GOAL>
Copy every record word for word.

DATASET EXCERPTS>
____________
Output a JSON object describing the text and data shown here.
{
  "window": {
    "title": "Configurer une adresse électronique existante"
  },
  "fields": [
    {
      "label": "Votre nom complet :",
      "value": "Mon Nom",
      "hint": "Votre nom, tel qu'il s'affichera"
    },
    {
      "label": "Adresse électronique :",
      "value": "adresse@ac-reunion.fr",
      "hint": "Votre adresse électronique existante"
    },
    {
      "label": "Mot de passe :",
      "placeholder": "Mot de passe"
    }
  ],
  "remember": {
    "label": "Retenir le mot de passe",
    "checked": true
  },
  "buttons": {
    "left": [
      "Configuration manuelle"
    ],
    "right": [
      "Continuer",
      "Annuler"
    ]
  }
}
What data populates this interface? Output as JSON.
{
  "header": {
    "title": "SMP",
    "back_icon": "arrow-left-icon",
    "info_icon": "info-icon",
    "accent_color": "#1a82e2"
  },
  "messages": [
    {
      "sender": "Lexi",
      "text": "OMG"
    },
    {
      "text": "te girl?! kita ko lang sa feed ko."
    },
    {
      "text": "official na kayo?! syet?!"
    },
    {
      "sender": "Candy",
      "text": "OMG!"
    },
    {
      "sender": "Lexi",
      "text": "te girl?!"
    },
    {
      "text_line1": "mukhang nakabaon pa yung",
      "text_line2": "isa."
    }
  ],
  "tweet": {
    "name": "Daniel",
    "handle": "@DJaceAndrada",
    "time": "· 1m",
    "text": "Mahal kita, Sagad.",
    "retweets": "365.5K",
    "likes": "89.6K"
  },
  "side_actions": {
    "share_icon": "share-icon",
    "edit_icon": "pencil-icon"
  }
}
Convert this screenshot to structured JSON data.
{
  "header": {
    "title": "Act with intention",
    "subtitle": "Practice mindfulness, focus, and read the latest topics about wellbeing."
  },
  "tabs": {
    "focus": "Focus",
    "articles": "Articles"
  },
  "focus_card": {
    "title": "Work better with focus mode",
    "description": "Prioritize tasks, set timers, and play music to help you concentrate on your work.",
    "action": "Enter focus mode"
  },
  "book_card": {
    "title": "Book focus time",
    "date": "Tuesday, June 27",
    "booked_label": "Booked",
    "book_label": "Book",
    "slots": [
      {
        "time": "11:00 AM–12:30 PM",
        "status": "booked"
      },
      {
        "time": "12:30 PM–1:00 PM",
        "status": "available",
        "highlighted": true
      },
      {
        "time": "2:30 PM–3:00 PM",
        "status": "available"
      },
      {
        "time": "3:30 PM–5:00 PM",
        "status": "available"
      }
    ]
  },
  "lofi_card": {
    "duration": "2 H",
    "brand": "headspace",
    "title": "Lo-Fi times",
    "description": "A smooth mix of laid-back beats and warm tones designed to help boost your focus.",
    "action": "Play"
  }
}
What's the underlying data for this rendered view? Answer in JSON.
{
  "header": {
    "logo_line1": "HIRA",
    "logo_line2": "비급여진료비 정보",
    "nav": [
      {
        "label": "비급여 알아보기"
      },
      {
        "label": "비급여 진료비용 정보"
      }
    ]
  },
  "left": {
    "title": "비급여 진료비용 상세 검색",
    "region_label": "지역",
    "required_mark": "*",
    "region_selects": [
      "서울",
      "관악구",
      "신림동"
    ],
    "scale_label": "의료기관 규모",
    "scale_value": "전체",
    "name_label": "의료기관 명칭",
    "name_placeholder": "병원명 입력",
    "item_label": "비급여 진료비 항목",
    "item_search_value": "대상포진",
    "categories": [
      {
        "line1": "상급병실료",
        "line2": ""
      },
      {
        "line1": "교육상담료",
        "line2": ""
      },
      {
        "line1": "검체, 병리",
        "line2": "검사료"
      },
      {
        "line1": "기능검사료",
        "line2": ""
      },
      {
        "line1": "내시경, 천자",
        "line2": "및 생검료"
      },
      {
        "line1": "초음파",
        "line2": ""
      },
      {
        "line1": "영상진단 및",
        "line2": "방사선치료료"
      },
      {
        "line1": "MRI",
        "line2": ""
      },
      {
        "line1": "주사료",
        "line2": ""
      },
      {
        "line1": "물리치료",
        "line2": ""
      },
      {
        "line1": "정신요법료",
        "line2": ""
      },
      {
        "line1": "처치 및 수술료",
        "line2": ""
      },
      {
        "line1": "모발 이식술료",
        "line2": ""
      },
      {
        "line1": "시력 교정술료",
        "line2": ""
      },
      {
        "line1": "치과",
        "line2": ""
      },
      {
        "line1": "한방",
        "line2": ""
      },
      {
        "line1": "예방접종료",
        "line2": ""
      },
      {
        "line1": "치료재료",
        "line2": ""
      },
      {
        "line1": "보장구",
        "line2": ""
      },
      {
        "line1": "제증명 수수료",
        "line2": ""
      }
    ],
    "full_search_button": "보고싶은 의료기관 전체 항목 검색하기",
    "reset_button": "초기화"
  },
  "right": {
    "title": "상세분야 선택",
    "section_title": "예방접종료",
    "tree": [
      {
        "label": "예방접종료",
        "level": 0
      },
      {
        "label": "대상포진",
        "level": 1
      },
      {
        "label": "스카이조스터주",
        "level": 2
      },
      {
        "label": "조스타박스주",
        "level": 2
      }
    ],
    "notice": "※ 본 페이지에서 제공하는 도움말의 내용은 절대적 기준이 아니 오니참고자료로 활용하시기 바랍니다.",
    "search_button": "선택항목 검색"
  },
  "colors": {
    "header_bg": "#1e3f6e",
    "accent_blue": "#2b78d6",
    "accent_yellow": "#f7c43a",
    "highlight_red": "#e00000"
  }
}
____________
EXERCISE SOLUTION>
Output a JSON object describing the text and data shown here.
{
  "window": {
    "title": "Configurer une adresse électronique existante"
  },
  "fields": [
    {
      "label": "Votre nom complet :",
      "value": "Mon Nom",
      "hint": "Votre nom, tel qu'il s'affichera"
    },
    {
      "label": "Adresse électronique :",
      "value": "adresse@ac-reunion.fr",
      "hint": "Votre adresse électronique existante"
    },
    {
      "label": "Mot de passe :",
      "placeholder": "Mot de passe"
    }
  ],
  "remember": {
    "label": "Retenir le mot de passe",
    "checked": true
  },
  "buttons": {
    "left": [
      "Configuration manuelle"
    ],
    "right": [
      "Continuer",
      "Annuler"
    ]
  }
}
What data populates this interface? Output as JSON.
{
  "header": {
    "title": "SMP",
    "back_icon": "arrow-left-icon",
    "info_icon": "info-icon",
    "accent_color": "#1a82e2"
  },
  "messages": [
    {
      "sender": "Lexi",
      "text": "OMG"
    },
    {
      "text": "te girl?! kita ko lang sa feed ko."
    },
    {
      "text": "official na kayo?! syet?!"
    },
    {
      "sender": "Candy",
      "text": "OMG!"
    },
    {
      "sender": "Lexi",
      "text": "te girl?!"
    },
    {
      "text_line1": "mukhang nakabaon pa yung",
      "text_line2": "isa."
    }
  ],
  "tweet": {
    "name": "Daniel",
    "handle": "@DJaceAndrada",
    "time": "· 1m",
    "text": "Mahal kita, Sagad.",
    "retweets": "365.5K",
    "likes": "89.6K"
  },
  "side_actions": {
    "share_icon": "share-icon",
    "edit_icon": "pencil-icon"
  }
}
Convert this screenshot to structured JSON data.
{
  "header": {
    "title": "Act with intention",
    "subtitle": "Practice mindfulness, focus, and read the latest topics about wellbeing."
  },
  "tabs": {
    "focus": "Focus",
    "articles": "Articles"
  },
  "focus_card": {
    "title": "Work better with focus mode",
    "description": "Prioritize tasks, set timers, and play music to help you concentrate on your work.",
    "action": "Enter focus mode"
  },
  "book_card": {
    "title": "Book focus time",
    "date": "Tuesday, June 27",
    "booked_label": "Booked",
    "book_label": "Book",
    "slots": [
      {
        "time": "11:00 AM–12:30 PM",
        "status": "booked"
      },
      {
        "time": "12:30 PM–1:00 PM",
        "status": "available",
        "highlighted": true
      },
      {
        "time": "2:30 PM–3:00 PM",
        "status": "available"
      },
      {
        "time": "3:30 PM–5:00 PM",
        "status": "available"
      }
    ]
  },
  "lofi_card": {
    "duration": "2 H",
    "brand": "headspace",
    "title": "Lo-Fi times",
    "description": "A smooth mix of laid-back beats and warm tones designed to help boost your focus.",
    "action": "Play"
  }
}
What's the underlying data for this rendered view? Answer in JSON.
{
  "header": {
    "logo_line1": "HIRA",
    "logo_line2": "비급여진료비 정보",
    "nav": [
      {
        "label": "비급여 알아보기"
      },
      {
        "label": "비급여 진료비용 정보"
      }
    ]
  },
  "left": {
    "title": "비급여 진료비용 상세 검색",
    "region_label": "지역",
    "required_mark": "*",
    "region_selects": [
      "서울",
      "관악구",
      "신림동"
    ],
    "scale_label": "의료기관 규모",
    "scale_value": "전체",
    "name_label": "의료기관 명칭",
    "name_placeholder": "병원명 입력",
    "item_label": "비급여 진료비 항목",
    "item_search_value": "대상포진",
    "categories": [
      {
        "line1": "상급병실료",
        "line2": ""
      },
      {
        "line1": "교육상담료",
        "line2": ""
      },
      {
        "line1": "검체, 병리",
        "line2": "검사료"
      },
      {
        "line1": "기능검사료",
        "line2": ""
      },
      {
        "line1": "내시경, 천자",
        "line2": "및 생검료"
      },
      {
        "line1": "초음파",
        "line2": ""
      },
      {
        "line1": "영상진단 및",
        "line2": "방사선치료료"
      },
      {
        "line1": "MRI",
        "line2": ""
      },
      {
        "line1": "주사료",
        "line2": ""
      },
      {
        "line1": "물리치료",
        "line2": ""
      },
      {
        "line1": "정신요법료",
        "line2": ""
      },
      {
        "line1": "처치 및 수술료",
        "line2": ""
      },
      {
        "line1": "모발 이식술료",
        "line2": ""
      },
      {
        "line1": "시력 교정술료",
        "line2": ""
      },
      {
        "line1": "치과",
        "line2": ""
      },
      {
        "line1": "한방",
        "line2": ""
      },
      {
        "line1": "예방접종료",
        "line2": ""
      },
      {
        "line1": "치료재료",
        "line2": ""
      },
      {
        "line1": "보장구",
        "line2": ""
      },
      {
        "line1": "제증명 수수료",
        "line2": ""
      }
    ],
    "full_search_button": "보고싶은 의료기관 전체 항목 검색하기",
    "reset_button": "초기화"
  },
  "right": {
    "title": "상세분야 선택",
    "section_title": "예방접종료",
    "tree": [
      {
        "label": "예방접종료",
        "level": 0
      },
      {
        "label": "대상포진",
        "level": 1
      },
      {
        "label": "스카이조스터주",
        "level": 2
      },
      {
        "label": "조스타박스주",
        "level": 2
      }
    ],
    "notice": "※ 본 페이지에서 제공하는 도움말의 내용은 절대적 기준이 아니 오니참고자료로 활용하시기 바랍니다.",
    "search_button": "선택항목 검색"
  },
  "colors": {
    "header_bg": "#1e3f6e",
    "accent_blue": "#2b78d6",
    "accent_yellow": "#f7c43a",
    "highlight_red": "#e00000"
  }
}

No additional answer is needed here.